(begin)

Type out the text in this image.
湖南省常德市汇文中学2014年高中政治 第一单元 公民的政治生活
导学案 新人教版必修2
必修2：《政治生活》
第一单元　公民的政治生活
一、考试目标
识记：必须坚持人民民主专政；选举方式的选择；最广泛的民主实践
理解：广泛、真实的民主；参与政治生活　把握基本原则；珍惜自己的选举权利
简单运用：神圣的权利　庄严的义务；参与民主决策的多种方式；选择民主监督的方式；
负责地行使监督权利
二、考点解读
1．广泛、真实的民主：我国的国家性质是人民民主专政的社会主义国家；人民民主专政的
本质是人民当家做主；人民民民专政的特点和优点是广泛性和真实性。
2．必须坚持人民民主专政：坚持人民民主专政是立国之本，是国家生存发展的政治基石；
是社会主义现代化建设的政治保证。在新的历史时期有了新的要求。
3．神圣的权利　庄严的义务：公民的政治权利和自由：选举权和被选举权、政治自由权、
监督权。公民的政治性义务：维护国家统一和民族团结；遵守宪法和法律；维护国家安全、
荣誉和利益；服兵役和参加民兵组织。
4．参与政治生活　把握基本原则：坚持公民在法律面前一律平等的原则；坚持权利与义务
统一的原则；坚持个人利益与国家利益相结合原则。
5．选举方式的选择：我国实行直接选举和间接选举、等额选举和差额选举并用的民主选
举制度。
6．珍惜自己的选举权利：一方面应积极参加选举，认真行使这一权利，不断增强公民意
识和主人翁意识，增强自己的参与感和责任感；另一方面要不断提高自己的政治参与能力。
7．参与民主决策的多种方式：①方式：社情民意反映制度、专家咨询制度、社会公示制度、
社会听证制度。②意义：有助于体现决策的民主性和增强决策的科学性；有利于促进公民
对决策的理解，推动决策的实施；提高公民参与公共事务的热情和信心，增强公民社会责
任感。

(end)
(begin)

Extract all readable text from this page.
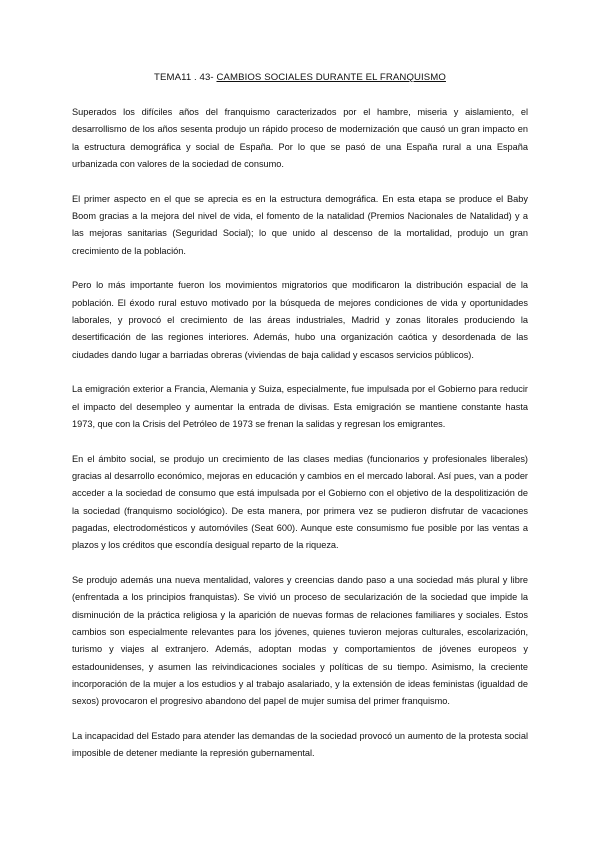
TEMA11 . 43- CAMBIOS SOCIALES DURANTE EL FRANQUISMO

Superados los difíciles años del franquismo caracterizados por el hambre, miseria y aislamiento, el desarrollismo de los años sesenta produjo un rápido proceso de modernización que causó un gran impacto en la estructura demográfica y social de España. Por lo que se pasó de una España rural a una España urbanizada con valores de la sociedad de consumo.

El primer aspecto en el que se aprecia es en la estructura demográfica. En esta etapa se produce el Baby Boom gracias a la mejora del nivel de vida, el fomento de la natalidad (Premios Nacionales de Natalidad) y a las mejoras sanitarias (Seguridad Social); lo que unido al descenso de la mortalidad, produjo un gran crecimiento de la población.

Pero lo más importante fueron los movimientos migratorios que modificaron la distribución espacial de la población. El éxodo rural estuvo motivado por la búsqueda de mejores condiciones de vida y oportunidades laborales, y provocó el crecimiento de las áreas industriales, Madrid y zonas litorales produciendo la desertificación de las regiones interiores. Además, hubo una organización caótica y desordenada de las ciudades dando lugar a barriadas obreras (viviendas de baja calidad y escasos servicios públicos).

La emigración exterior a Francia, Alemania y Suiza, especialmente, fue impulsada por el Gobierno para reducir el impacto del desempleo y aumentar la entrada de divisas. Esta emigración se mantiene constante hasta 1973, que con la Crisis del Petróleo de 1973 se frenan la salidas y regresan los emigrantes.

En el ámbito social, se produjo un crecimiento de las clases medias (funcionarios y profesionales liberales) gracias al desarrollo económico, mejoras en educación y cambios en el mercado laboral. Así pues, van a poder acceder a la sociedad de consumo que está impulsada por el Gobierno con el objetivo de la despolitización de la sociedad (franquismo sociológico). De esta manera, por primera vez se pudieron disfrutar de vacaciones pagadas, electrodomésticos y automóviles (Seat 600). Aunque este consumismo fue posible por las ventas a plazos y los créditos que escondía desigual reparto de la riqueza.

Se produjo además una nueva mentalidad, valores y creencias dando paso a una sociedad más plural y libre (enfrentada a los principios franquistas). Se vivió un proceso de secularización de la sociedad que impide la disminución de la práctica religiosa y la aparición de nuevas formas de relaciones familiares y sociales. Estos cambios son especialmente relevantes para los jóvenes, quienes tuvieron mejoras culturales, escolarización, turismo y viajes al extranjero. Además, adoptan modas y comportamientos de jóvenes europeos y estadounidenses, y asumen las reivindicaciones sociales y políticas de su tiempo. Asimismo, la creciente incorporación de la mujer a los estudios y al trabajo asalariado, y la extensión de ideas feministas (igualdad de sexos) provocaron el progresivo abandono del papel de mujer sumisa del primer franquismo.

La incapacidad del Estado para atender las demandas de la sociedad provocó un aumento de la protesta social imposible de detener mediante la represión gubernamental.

(end)

Goal: Provide only the number of lines in the records containing the string "参与民主决策的多种方式".

Task result: 2